(Rows from a dataset)
☆ ☆ ☆ ☆ ☆ ☆ ☆
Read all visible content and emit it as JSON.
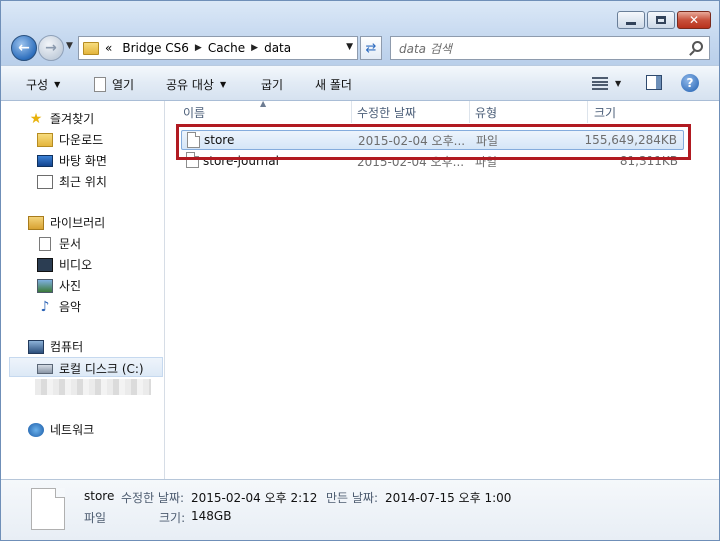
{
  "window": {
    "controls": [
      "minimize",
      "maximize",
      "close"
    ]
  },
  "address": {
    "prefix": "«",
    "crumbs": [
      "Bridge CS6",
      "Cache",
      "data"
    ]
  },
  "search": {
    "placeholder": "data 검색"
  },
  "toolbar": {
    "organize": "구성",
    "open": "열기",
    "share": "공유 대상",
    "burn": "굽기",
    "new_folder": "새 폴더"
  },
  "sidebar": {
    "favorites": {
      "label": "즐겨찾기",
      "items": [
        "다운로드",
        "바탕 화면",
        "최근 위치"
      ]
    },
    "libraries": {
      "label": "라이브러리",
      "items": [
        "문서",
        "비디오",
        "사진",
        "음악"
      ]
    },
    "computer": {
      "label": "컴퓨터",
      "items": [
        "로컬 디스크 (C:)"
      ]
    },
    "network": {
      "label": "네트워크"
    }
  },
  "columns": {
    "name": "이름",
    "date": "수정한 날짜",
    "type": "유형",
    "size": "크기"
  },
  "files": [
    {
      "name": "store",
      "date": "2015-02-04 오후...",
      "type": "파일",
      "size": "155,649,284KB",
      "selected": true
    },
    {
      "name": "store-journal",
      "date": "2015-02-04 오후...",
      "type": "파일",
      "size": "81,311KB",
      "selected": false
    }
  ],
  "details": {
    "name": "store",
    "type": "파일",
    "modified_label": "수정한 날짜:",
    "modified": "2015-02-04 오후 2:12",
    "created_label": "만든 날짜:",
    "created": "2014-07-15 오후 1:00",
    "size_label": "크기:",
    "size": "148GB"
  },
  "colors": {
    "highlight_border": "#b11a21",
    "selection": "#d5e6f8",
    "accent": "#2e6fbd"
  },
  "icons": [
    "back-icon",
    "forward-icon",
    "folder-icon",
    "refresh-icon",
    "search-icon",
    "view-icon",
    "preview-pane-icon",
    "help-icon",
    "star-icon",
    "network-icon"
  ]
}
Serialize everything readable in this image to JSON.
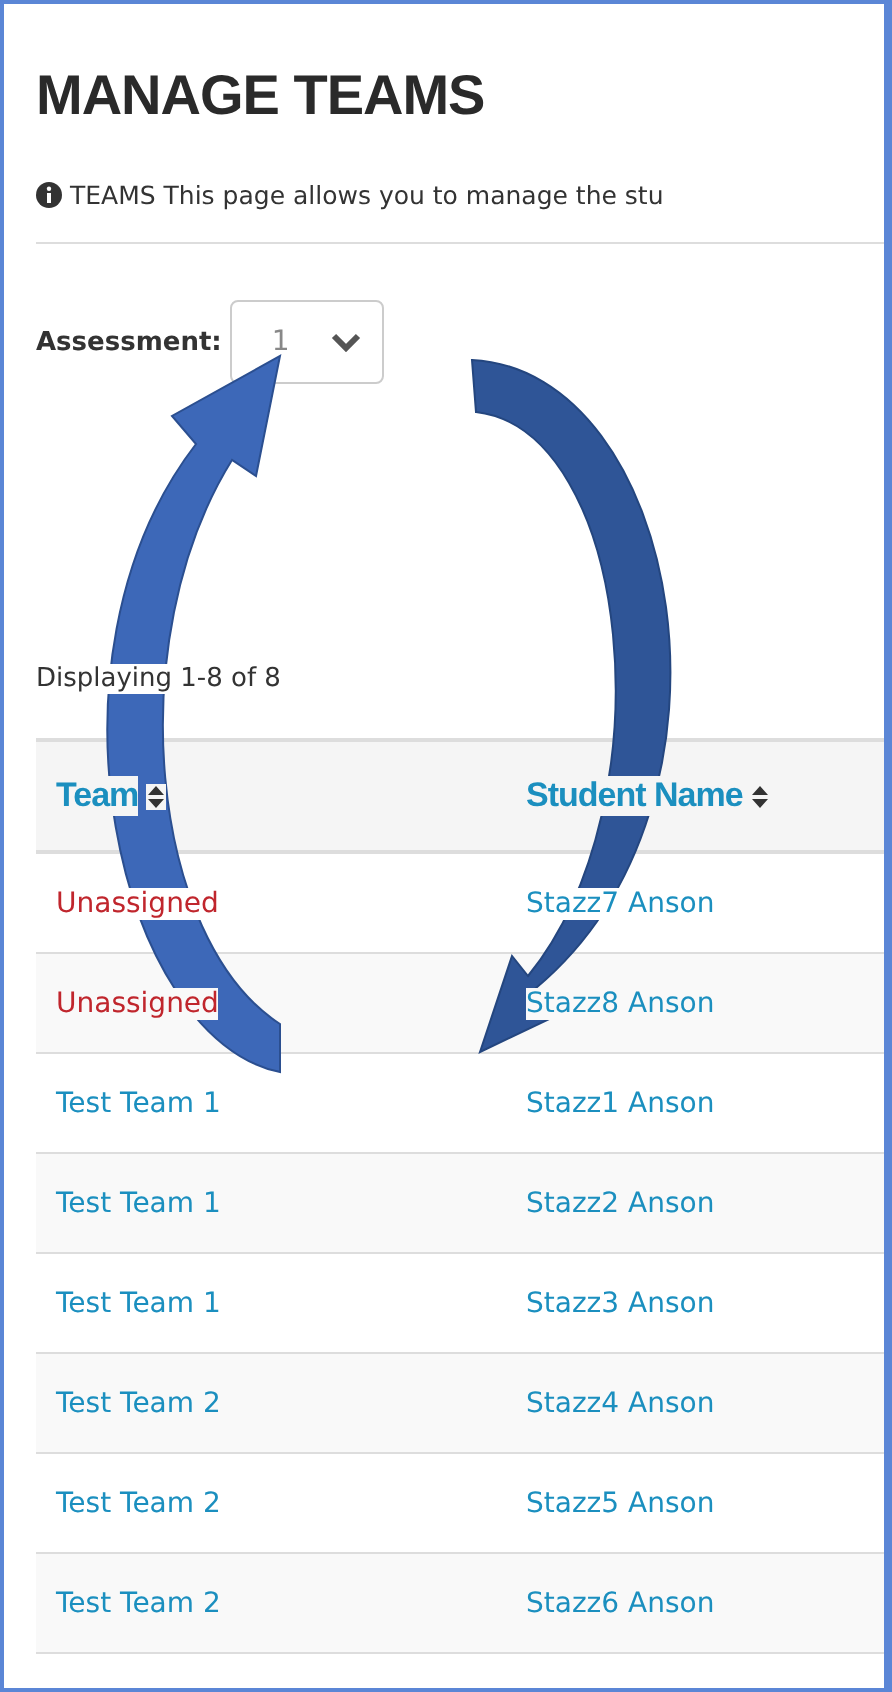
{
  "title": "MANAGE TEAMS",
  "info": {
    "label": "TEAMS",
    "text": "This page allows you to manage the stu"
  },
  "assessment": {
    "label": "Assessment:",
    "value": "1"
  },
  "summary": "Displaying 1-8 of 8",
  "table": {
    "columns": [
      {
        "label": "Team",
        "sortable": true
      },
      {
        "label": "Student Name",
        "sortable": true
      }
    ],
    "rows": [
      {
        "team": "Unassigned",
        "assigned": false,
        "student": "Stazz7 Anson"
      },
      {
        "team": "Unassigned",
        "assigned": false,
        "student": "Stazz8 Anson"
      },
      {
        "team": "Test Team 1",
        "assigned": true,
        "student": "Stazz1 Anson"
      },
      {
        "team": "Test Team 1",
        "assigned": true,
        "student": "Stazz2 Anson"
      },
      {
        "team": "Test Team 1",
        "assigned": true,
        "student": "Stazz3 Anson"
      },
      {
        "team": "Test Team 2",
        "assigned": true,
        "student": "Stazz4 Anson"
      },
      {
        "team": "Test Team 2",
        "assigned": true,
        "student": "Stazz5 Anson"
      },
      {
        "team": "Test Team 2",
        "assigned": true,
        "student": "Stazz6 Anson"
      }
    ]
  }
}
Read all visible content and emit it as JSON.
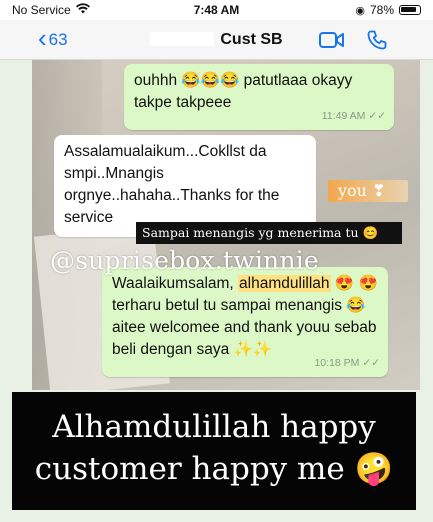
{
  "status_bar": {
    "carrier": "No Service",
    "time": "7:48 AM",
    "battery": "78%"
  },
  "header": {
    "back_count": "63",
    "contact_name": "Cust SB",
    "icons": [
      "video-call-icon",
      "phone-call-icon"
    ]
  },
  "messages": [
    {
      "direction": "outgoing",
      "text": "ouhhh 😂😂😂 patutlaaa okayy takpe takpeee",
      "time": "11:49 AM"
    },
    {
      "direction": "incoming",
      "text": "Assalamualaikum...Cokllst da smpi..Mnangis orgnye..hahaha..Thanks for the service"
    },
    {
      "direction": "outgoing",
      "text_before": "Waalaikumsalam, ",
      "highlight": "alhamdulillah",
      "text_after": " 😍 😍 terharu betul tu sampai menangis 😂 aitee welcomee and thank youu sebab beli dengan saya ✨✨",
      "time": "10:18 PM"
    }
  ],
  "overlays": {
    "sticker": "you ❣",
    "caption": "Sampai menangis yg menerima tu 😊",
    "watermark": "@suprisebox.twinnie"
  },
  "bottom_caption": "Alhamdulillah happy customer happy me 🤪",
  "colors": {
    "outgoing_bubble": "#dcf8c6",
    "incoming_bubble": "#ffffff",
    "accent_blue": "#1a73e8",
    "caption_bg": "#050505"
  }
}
☆ ☆ ☆ ☆ ☆ ☆ ☆
In your copy of the records, include no pictures; repeat everything else exactly.

Read all visible content and emit it as JSON.
{
  "window": {
    "controls": [
      "minimize",
      "maximize",
      "close"
    ]
  },
  "address": {
    "prefix": "«",
    "crumbs": [
      "Bridge CS6",
      "Cache",
      "data"
    ]
  },
  "search": {
    "placeholder": "data 검색"
  },
  "toolbar": {
    "organize": "구성",
    "open": "열기",
    "share": "공유 대상",
    "burn": "굽기",
    "new_folder": "새 폴더"
  },
  "sidebar": {
    "favorites": {
      "label": "즐겨찾기",
      "items": [
        "다운로드",
        "바탕 화면",
        "최근 위치"
      ]
    },
    "libraries": {
      "label": "라이브러리",
      "items": [
        "문서",
        "비디오",
        "사진",
        "음악"
      ]
    },
    "computer": {
      "label": "컴퓨터",
      "items": [
        "로컬 디스크 (C:)"
      ]
    },
    "network": {
      "label": "네트워크"
    }
  },
  "columns": {
    "name": "이름",
    "date": "수정한 날짜",
    "type": "유형",
    "size": "크기"
  },
  "files": [
    {
      "name": "store",
      "date": "2015-02-04 오후...",
      "type": "파일",
      "size": "155,649,284KB",
      "selected": true
    },
    {
      "name": "store-journal",
      "date": "2015-02-04 오후...",
      "type": "파일",
      "size": "81,311KB",
      "selected": false
    }
  ],
  "details": {
    "name": "store",
    "type": "파일",
    "modified_label": "수정한 날짜:",
    "modified": "2015-02-04 오후 2:12",
    "created_label": "만든 날짜:",
    "created": "2014-07-15 오후 1:00",
    "size_label": "크기:",
    "size": "148GB"
  },
  "colors": {
    "highlight_border": "#b11a21",
    "selection": "#d5e6f8",
    "accent": "#2e6fbd"
  },
  "icons": [
    "back-icon",
    "forward-icon",
    "folder-icon",
    "refresh-icon",
    "search-icon",
    "view-icon",
    "preview-pane-icon",
    "help-icon",
    "star-icon",
    "network-icon"
  ]
}
Serialize everything readable in this image to JSON.
{
  "title": "MANAGE TEAMS",
  "info": {
    "label": "TEAMS",
    "text": "This page allows you to manage the stu"
  },
  "assessment": {
    "label": "Assessment:",
    "value": "1"
  },
  "summary": "Displaying 1-8 of 8",
  "table": {
    "columns": [
      {
        "label": "Team",
        "sortable": true
      },
      {
        "label": "Student Name",
        "sortable": true
      }
    ],
    "rows": [
      {
        "team": "Unassigned",
        "assigned": false,
        "student": "Stazz7 Anson"
      },
      {
        "team": "Unassigned",
        "assigned": false,
        "student": "Stazz8 Anson"
      },
      {
        "team": "Test Team 1",
        "assigned": true,
        "student": "Stazz1 Anson"
      },
      {
        "team": "Test Team 1",
        "assigned": true,
        "student": "Stazz2 Anson"
      },
      {
        "team": "Test Team 1",
        "assigned": true,
        "student": "Stazz3 Anson"
      },
      {
        "team": "Test Team 2",
        "assigned": true,
        "student": "Stazz4 Anson"
      },
      {
        "team": "Test Team 2",
        "assigned": true,
        "student": "Stazz5 Anson"
      },
      {
        "team": "Test Team 2",
        "assigned": true,
        "student": "Stazz6 Anson"
      }
    ]
  }
}
Read all visible content and emit it as JSON.
{
  "status_bar": {
    "carrier": "No Service",
    "time": "7:48 AM",
    "battery": "78%"
  },
  "header": {
    "back_count": "63",
    "contact_name": "Cust SB",
    "icons": [
      "video-call-icon",
      "phone-call-icon"
    ]
  },
  "messages": [
    {
      "direction": "outgoing",
      "text": "ouhhh 😂😂😂 patutlaaa okayy takpe takpeee",
      "time": "11:49 AM"
    },
    {
      "direction": "incoming",
      "text": "Assalamualaikum...Cokllst da smpi..Mnangis orgnye..hahaha..Thanks for the service"
    },
    {
      "direction": "outgoing",
      "text_before": "Waalaikumsalam, ",
      "highlight": "alhamdulillah",
      "text_after": " 😍 😍 terharu betul tu sampai menangis 😂 aitee welcomee and thank youu sebab beli dengan saya ✨✨",
      "time": "10:18 PM"
    }
  ],
  "overlays": {
    "sticker": "you ❣",
    "caption": "Sampai menangis yg menerima tu 😊",
    "watermark": "@suprisebox.twinnie"
  },
  "bottom_caption": "Alhamdulillah happy customer happy me 🤪",
  "colors": {
    "outgoing_bubble": "#dcf8c6",
    "incoming_bubble": "#ffffff",
    "accent_blue": "#1a73e8",
    "caption_bg": "#050505"
  }
}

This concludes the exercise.